Records from a data collection:

┄┄┄┄┄┄┄┄┄┄┄┄┄┄┄┄┄┄┄┄

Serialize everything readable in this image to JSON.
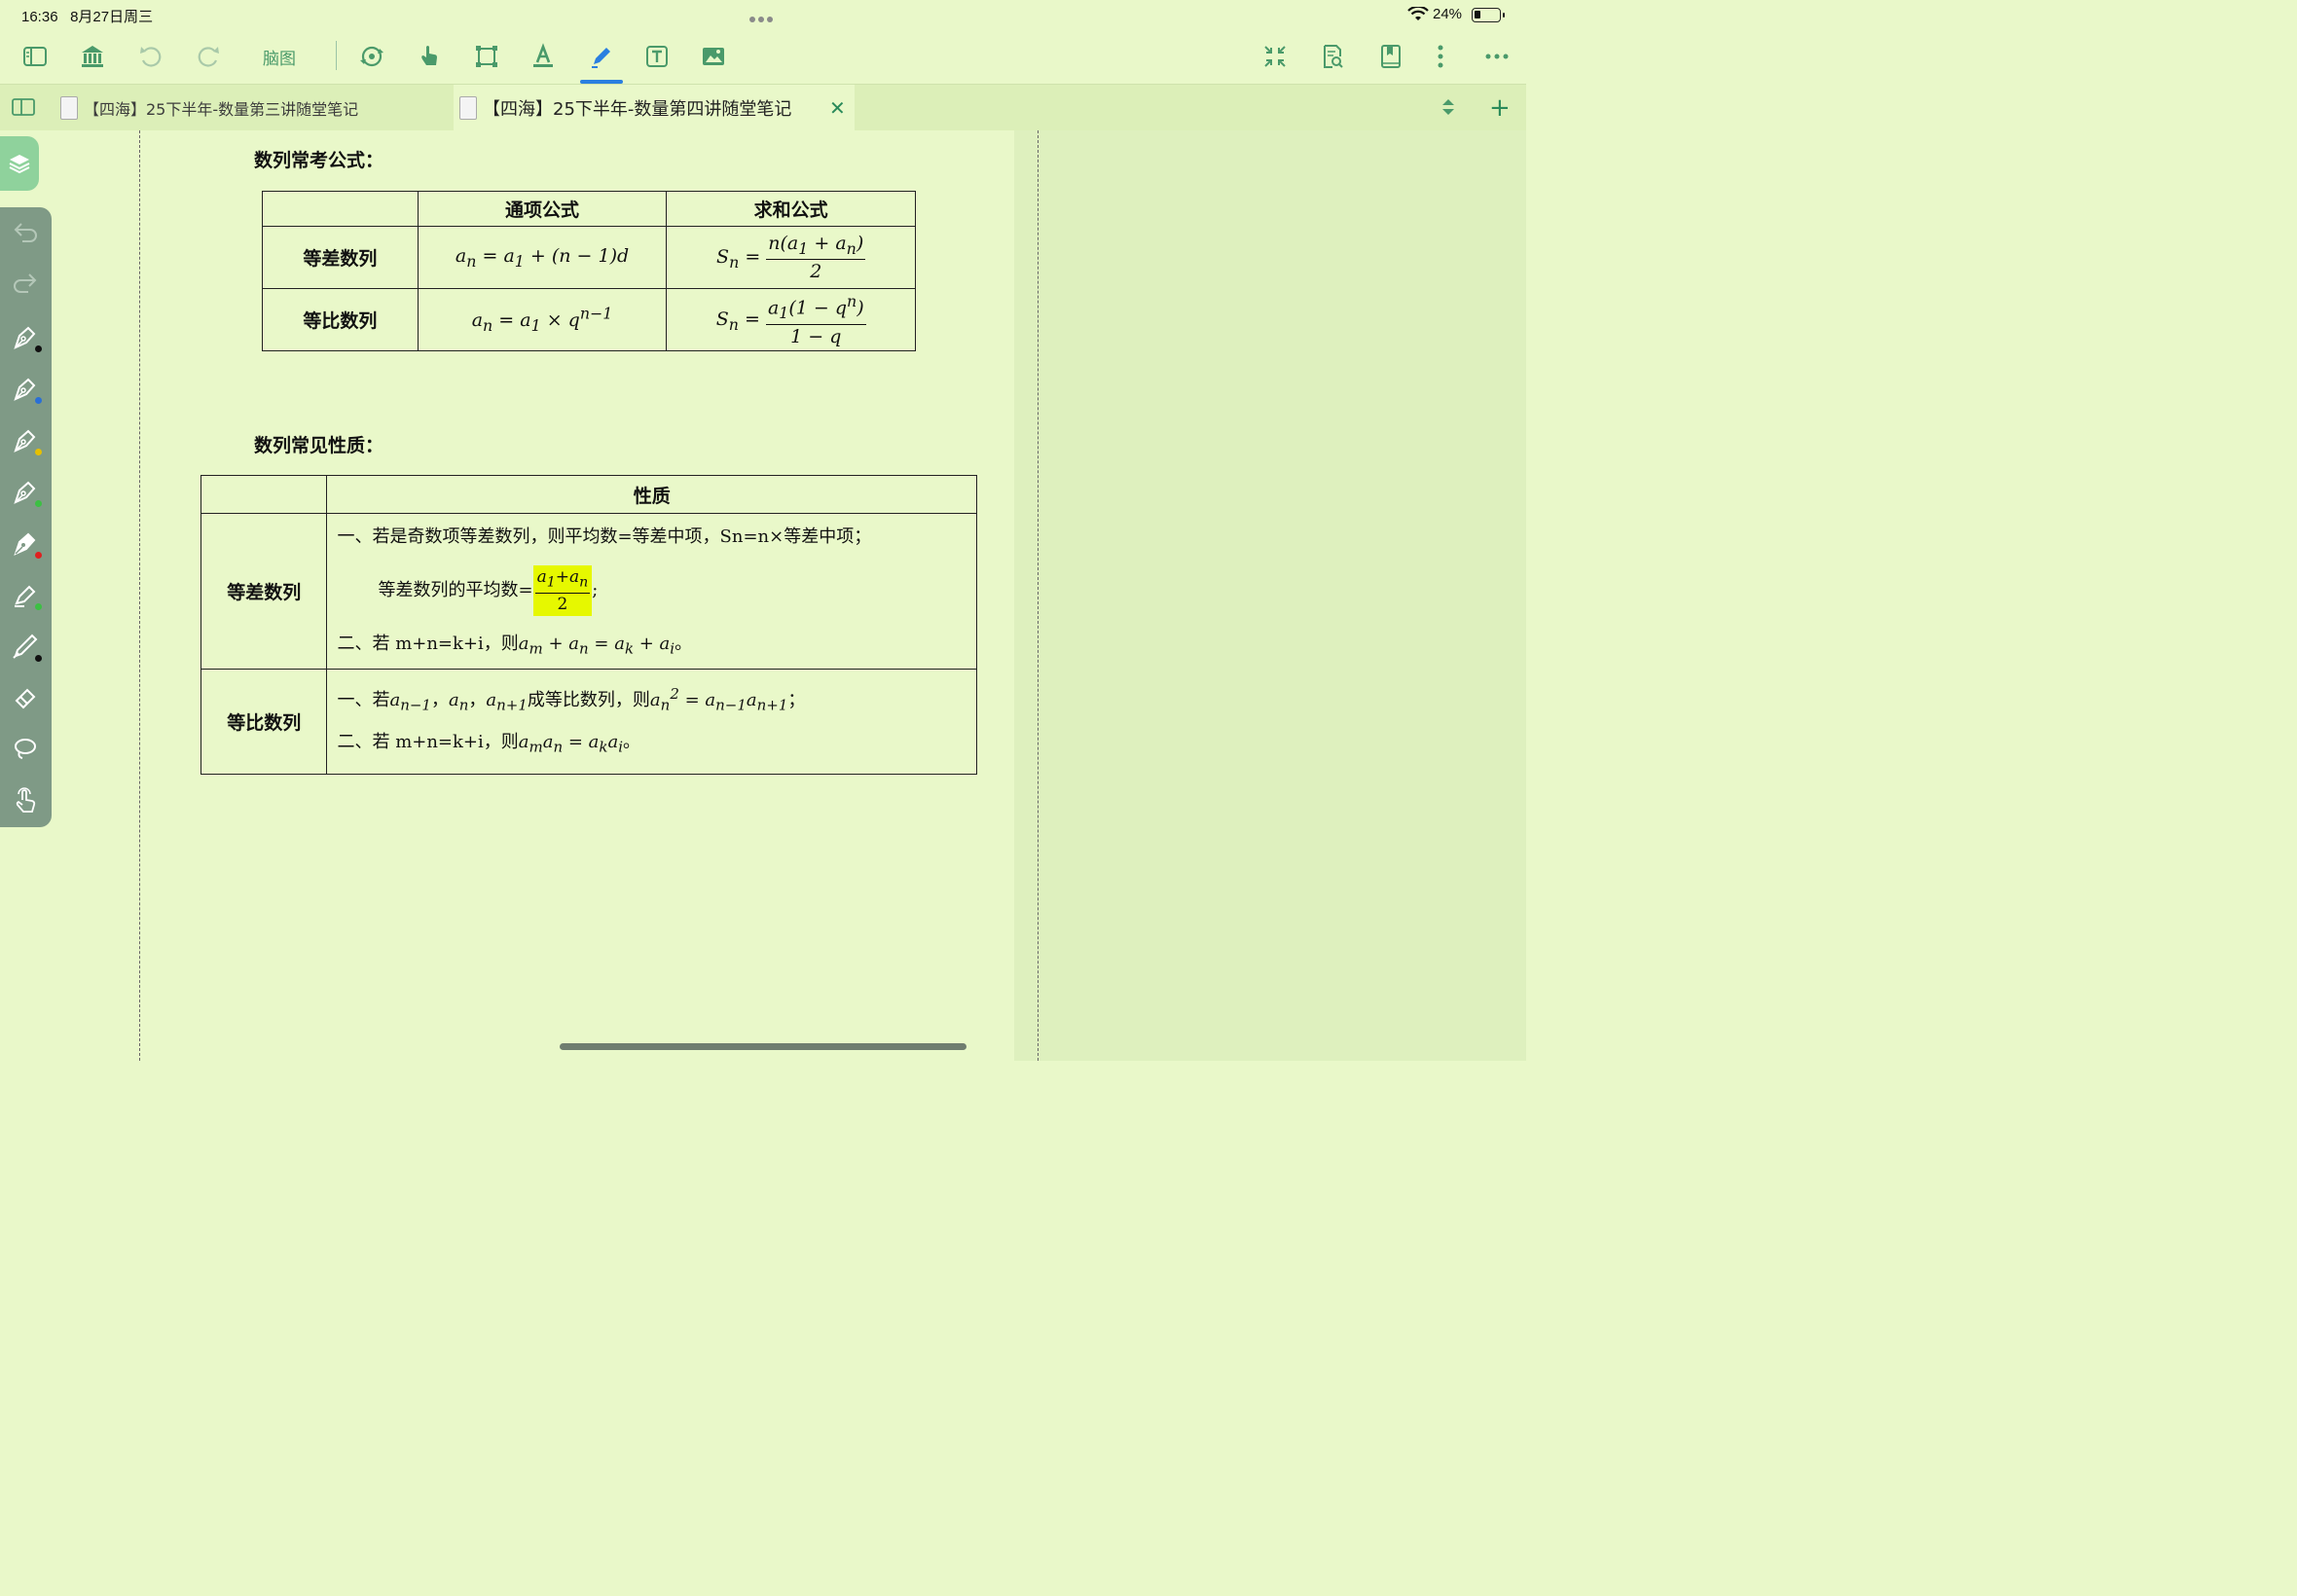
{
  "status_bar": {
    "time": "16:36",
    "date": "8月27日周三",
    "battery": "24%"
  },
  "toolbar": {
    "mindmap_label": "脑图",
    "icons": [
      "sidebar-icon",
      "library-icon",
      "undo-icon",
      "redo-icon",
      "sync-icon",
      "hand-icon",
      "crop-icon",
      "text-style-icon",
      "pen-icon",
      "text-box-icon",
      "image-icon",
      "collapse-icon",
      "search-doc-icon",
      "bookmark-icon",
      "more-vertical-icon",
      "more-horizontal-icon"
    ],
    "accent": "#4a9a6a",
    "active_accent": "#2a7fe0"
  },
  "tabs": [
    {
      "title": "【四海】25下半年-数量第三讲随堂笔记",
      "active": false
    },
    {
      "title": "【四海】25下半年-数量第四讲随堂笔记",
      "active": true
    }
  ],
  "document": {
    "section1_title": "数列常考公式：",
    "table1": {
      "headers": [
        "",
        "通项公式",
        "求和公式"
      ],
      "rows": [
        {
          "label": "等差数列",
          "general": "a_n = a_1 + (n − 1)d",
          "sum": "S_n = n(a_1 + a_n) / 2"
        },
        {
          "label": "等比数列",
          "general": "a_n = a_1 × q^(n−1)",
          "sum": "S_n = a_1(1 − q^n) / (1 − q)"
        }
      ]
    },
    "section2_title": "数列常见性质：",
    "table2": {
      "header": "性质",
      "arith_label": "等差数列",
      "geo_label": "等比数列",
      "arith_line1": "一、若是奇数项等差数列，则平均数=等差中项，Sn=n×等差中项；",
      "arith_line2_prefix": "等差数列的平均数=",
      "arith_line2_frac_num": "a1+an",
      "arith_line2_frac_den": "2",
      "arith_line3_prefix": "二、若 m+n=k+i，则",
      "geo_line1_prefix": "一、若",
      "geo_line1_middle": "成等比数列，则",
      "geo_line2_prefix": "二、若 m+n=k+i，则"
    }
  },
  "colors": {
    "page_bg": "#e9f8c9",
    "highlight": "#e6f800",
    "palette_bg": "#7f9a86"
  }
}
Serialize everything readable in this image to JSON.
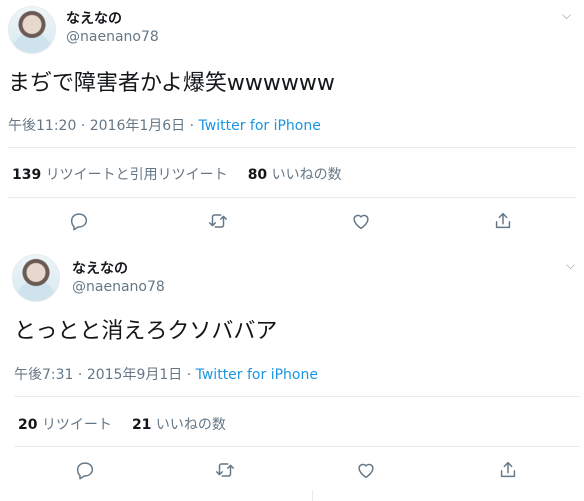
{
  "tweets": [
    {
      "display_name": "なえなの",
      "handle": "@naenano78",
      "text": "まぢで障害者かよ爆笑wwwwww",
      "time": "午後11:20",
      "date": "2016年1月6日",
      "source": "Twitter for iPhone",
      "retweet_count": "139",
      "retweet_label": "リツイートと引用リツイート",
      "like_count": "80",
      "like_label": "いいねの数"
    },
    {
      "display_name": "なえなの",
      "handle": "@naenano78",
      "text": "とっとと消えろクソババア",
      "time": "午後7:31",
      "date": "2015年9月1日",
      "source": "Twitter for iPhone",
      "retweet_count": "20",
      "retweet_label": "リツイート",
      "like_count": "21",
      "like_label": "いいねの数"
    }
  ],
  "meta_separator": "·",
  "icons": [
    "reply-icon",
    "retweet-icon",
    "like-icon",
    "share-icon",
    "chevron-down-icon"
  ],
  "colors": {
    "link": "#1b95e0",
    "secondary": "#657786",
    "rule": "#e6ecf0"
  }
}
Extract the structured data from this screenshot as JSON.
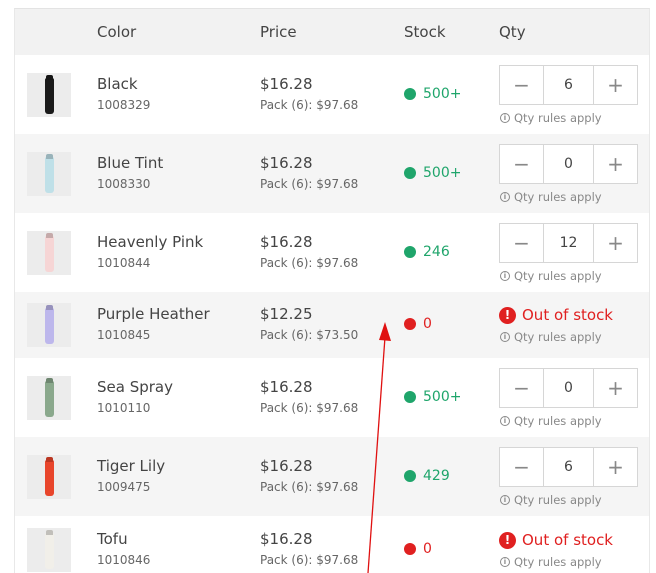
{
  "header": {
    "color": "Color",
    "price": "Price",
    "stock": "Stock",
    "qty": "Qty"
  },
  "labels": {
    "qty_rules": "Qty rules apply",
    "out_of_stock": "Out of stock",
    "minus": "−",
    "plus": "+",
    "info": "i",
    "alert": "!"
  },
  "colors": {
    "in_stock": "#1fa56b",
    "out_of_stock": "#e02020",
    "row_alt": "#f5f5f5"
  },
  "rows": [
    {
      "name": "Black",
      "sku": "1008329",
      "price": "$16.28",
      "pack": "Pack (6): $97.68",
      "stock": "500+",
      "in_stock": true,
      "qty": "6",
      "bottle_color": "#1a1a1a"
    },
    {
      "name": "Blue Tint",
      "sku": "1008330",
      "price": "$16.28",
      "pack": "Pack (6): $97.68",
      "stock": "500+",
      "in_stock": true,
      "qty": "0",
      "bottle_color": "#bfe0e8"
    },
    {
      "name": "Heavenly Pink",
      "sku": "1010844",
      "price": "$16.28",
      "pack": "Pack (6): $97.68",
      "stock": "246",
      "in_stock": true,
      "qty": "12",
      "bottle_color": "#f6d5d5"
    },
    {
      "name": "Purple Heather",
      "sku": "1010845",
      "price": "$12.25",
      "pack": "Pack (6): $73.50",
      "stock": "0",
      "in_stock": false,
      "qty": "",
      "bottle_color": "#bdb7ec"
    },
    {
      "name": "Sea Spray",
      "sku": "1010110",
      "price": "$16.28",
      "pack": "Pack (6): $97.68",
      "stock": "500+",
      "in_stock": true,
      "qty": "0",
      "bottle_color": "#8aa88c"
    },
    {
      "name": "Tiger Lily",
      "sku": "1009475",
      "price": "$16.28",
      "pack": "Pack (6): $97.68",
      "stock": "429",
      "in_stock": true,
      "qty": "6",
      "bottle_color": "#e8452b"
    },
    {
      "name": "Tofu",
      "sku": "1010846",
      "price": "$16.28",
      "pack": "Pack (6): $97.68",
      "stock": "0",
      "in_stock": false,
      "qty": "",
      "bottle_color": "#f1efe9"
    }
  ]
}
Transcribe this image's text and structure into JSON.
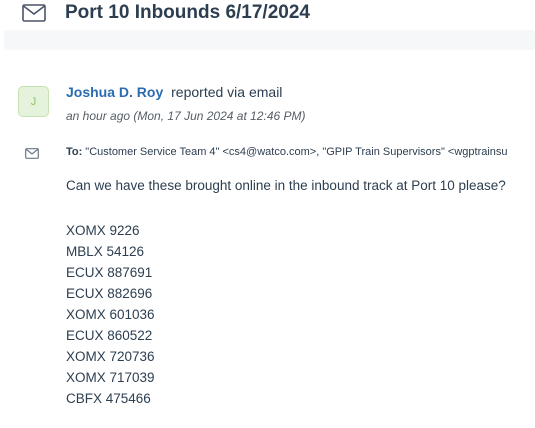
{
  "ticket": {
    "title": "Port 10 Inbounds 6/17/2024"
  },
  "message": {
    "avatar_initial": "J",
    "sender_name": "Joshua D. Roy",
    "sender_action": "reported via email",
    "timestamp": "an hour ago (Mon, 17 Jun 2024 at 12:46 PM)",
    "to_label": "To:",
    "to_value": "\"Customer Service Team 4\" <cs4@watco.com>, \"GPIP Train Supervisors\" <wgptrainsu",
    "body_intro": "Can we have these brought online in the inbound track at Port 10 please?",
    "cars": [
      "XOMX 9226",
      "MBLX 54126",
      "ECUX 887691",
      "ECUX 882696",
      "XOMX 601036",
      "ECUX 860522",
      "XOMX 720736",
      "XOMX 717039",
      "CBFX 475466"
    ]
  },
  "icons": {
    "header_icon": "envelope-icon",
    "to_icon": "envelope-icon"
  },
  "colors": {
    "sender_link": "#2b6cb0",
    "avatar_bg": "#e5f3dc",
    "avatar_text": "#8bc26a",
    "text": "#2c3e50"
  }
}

┄┄┄┄┄┄┄┄┄┄┄┄┄┄┄┄┄┄┄┄

Work to be completed - Output every entry word for word, but omit the pictures.

Task answer -
Serialize everything readable in this image to JSON.
{
  "status_bar": {
    "time": "16:36",
    "date": "8月27日周三",
    "battery": "24%"
  },
  "toolbar": {
    "mindmap_label": "脑图",
    "icons": [
      "sidebar-icon",
      "library-icon",
      "undo-icon",
      "redo-icon",
      "sync-icon",
      "hand-icon",
      "crop-icon",
      "text-style-icon",
      "pen-icon",
      "text-box-icon",
      "image-icon",
      "collapse-icon",
      "search-doc-icon",
      "bookmark-icon",
      "more-vertical-icon",
      "more-horizontal-icon"
    ],
    "accent": "#4a9a6a",
    "active_accent": "#2a7fe0"
  },
  "tabs": [
    {
      "title": "【四海】25下半年-数量第三讲随堂笔记",
      "active": false
    },
    {
      "title": "【四海】25下半年-数量第四讲随堂笔记",
      "active": true
    }
  ],
  "document": {
    "section1_title": "数列常考公式：",
    "table1": {
      "headers": [
        "",
        "通项公式",
        "求和公式"
      ],
      "rows": [
        {
          "label": "等差数列",
          "general": "a_n = a_1 + (n − 1)d",
          "sum": "S_n = n(a_1 + a_n) / 2"
        },
        {
          "label": "等比数列",
          "general": "a_n = a_1 × q^(n−1)",
          "sum": "S_n = a_1(1 − q^n) / (1 − q)"
        }
      ]
    },
    "section2_title": "数列常见性质：",
    "table2": {
      "header": "性质",
      "arith_label": "等差数列",
      "geo_label": "等比数列",
      "arith_line1": "一、若是奇数项等差数列，则平均数=等差中项，Sn=n×等差中项；",
      "arith_line2_prefix": "等差数列的平均数=",
      "arith_line2_frac_num": "a1+an",
      "arith_line2_frac_den": "2",
      "arith_line3_prefix": "二、若 m+n=k+i，则",
      "geo_line1_prefix": "一、若",
      "geo_line1_middle": "成等比数列，则",
      "geo_line2_prefix": "二、若 m+n=k+i，则"
    }
  },
  "colors": {
    "page_bg": "#e9f8c9",
    "highlight": "#e6f800",
    "palette_bg": "#7f9a86"
  }
}
Serialize everything readable in this image to JSON.
{
  "tweets": [
    {
      "display_name": "なえなの",
      "handle": "@naenano78",
      "text": "まぢで障害者かよ爆笑wwwwww",
      "time": "午後11:20",
      "date": "2016年1月6日",
      "source": "Twitter for iPhone",
      "retweet_count": "139",
      "retweet_label": "リツイートと引用リツイート",
      "like_count": "80",
      "like_label": "いいねの数"
    },
    {
      "display_name": "なえなの",
      "handle": "@naenano78",
      "text": "とっとと消えろクソババア",
      "time": "午後7:31",
      "date": "2015年9月1日",
      "source": "Twitter for iPhone",
      "retweet_count": "20",
      "retweet_label": "リツイート",
      "like_count": "21",
      "like_label": "いいねの数"
    }
  ],
  "meta_separator": "·",
  "icons": [
    "reply-icon",
    "retweet-icon",
    "like-icon",
    "share-icon",
    "chevron-down-icon"
  ],
  "colors": {
    "link": "#1b95e0",
    "secondary": "#657786",
    "rule": "#e6ecf0"
  }
}
Extract the structured data from this screenshot as JSON.
{
  "header": {
    "color": "Color",
    "price": "Price",
    "stock": "Stock",
    "qty": "Qty"
  },
  "labels": {
    "qty_rules": "Qty rules apply",
    "out_of_stock": "Out of stock",
    "minus": "−",
    "plus": "+",
    "info": "i",
    "alert": "!"
  },
  "colors": {
    "in_stock": "#1fa56b",
    "out_of_stock": "#e02020",
    "row_alt": "#f5f5f5"
  },
  "rows": [
    {
      "name": "Black",
      "sku": "1008329",
      "price": "$16.28",
      "pack": "Pack (6): $97.68",
      "stock": "500+",
      "in_stock": true,
      "qty": "6",
      "bottle_color": "#1a1a1a"
    },
    {
      "name": "Blue Tint",
      "sku": "1008330",
      "price": "$16.28",
      "pack": "Pack (6): $97.68",
      "stock": "500+",
      "in_stock": true,
      "qty": "0",
      "bottle_color": "#bfe0e8"
    },
    {
      "name": "Heavenly Pink",
      "sku": "1010844",
      "price": "$16.28",
      "pack": "Pack (6): $97.68",
      "stock": "246",
      "in_stock": true,
      "qty": "12",
      "bottle_color": "#f6d5d5"
    },
    {
      "name": "Purple Heather",
      "sku": "1010845",
      "price": "$12.25",
      "pack": "Pack (6): $73.50",
      "stock": "0",
      "in_stock": false,
      "qty": "",
      "bottle_color": "#bdb7ec"
    },
    {
      "name": "Sea Spray",
      "sku": "1010110",
      "price": "$16.28",
      "pack": "Pack (6): $97.68",
      "stock": "500+",
      "in_stock": true,
      "qty": "0",
      "bottle_color": "#8aa88c"
    },
    {
      "name": "Tiger Lily",
      "sku": "1009475",
      "price": "$16.28",
      "pack": "Pack (6): $97.68",
      "stock": "429",
      "in_stock": true,
      "qty": "6",
      "bottle_color": "#e8452b"
    },
    {
      "name": "Tofu",
      "sku": "1010846",
      "price": "$16.28",
      "pack": "Pack (6): $97.68",
      "stock": "0",
      "in_stock": false,
      "qty": "",
      "bottle_color": "#f1efe9"
    }
  ]
}
Transcribe this image's text and structure into JSON.
{
  "ticket": {
    "title": "Port 10 Inbounds 6/17/2024"
  },
  "message": {
    "avatar_initial": "J",
    "sender_name": "Joshua D. Roy",
    "sender_action": "reported via email",
    "timestamp": "an hour ago (Mon, 17 Jun 2024 at 12:46 PM)",
    "to_label": "To:",
    "to_value": "\"Customer Service Team 4\" <cs4@watco.com>, \"GPIP Train Supervisors\" <wgptrainsu",
    "body_intro": "Can we have these brought online in the inbound track at Port 10 please?",
    "cars": [
      "XOMX 9226",
      "MBLX 54126",
      "ECUX 887691",
      "ECUX 882696",
      "XOMX 601036",
      "ECUX 860522",
      "XOMX 720736",
      "XOMX 717039",
      "CBFX 475466"
    ]
  },
  "icons": {
    "header_icon": "envelope-icon",
    "to_icon": "envelope-icon"
  },
  "colors": {
    "sender_link": "#2b6cb0",
    "avatar_bg": "#e5f3dc",
    "avatar_text": "#8bc26a",
    "text": "#2c3e50"
  }
}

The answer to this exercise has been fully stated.